*Aim of the task*: Provide an exact reproduction of every entry.
----------------
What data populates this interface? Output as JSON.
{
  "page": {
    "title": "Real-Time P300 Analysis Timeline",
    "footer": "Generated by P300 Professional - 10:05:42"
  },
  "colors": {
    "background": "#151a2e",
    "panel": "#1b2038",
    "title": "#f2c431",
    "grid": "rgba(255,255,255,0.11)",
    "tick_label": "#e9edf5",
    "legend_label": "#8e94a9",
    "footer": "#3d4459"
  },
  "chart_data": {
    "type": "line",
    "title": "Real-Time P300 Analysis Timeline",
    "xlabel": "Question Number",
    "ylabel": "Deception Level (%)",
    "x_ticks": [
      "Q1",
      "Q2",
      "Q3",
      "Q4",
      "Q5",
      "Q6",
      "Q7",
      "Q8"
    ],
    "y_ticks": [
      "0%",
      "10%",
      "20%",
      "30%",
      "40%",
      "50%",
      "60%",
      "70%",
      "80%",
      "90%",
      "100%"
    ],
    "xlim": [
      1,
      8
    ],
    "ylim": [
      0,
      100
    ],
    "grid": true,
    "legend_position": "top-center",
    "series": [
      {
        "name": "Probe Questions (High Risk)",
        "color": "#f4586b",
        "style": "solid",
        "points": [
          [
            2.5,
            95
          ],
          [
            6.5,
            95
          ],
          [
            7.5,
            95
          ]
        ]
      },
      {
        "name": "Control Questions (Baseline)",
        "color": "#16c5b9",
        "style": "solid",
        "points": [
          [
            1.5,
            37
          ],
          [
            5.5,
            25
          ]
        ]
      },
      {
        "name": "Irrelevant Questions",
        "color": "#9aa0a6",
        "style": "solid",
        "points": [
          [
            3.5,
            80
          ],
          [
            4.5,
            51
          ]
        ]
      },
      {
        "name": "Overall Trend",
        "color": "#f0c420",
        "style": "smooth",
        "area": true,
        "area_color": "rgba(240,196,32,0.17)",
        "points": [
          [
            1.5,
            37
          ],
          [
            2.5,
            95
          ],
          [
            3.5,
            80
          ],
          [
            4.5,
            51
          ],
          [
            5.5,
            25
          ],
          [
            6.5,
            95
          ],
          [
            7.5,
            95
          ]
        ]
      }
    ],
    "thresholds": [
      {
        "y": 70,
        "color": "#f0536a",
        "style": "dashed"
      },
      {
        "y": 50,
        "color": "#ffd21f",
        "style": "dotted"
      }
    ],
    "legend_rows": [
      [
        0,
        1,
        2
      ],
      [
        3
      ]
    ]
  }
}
----------------
*Answer to this task*:
What data populates this interface? Output as JSON.
{
  "page": {
    "title": "Real-Time P300 Analysis Timeline",
    "footer": "Generated by P300 Professional - 10:05:42"
  },
  "colors": {
    "background": "#151a2e",
    "panel": "#1b2038",
    "title": "#f2c431",
    "grid": "rgba(255,255,255,0.11)",
    "tick_label": "#e9edf5",
    "legend_label": "#8e94a9",
    "footer": "#3d4459"
  },
  "chart_data": {
    "type": "line",
    "title": "Real-Time P300 Analysis Timeline",
    "xlabel": "Question Number",
    "ylabel": "Deception Level (%)",
    "x_ticks": [
      "Q1",
      "Q2",
      "Q3",
      "Q4",
      "Q5",
      "Q6",
      "Q7",
      "Q8"
    ],
    "y_ticks": [
      "0%",
      "10%",
      "20%",
      "30%",
      "40%",
      "50%",
      "60%",
      "70%",
      "80%",
      "90%",
      "100%"
    ],
    "xlim": [
      1,
      8
    ],
    "ylim": [
      0,
      100
    ],
    "grid": true,
    "legend_position": "top-center",
    "series": [
      {
        "name": "Probe Questions (High Risk)",
        "color": "#f4586b",
        "style": "solid",
        "points": [
          [
            2.5,
            95
          ],
          [
            6.5,
            95
          ],
          [
            7.5,
            95
          ]
        ]
      },
      {
        "name": "Control Questions (Baseline)",
        "color": "#16c5b9",
        "style": "solid",
        "points": [
          [
            1.5,
            37
          ],
          [
            5.5,
            25
          ]
        ]
      },
      {
        "name": "Irrelevant Questions",
        "color": "#9aa0a6",
        "style": "solid",
        "points": [
          [
            3.5,
            80
          ],
          [
            4.5,
            51
          ]
        ]
      },
      {
        "name": "Overall Trend",
        "color": "#f0c420",
        "style": "smooth",
        "area": true,
        "area_color": "rgba(240,196,32,0.17)",
        "points": [
          [
            1.5,
            37
          ],
          [
            2.5,
            95
          ],
          [
            3.5,
            80
          ],
          [
            4.5,
            51
          ],
          [
            5.5,
            25
          ],
          [
            6.5,
            95
          ],
          [
            7.5,
            95
          ]
        ]
      }
    ],
    "thresholds": [
      {
        "y": 70,
        "color": "#f0536a",
        "style": "dashed"
      },
      {
        "y": 50,
        "color": "#ffd21f",
        "style": "dotted"
      }
    ],
    "legend_rows": [
      [
        0,
        1,
        2
      ],
      [
        3
      ]
    ]
  }
}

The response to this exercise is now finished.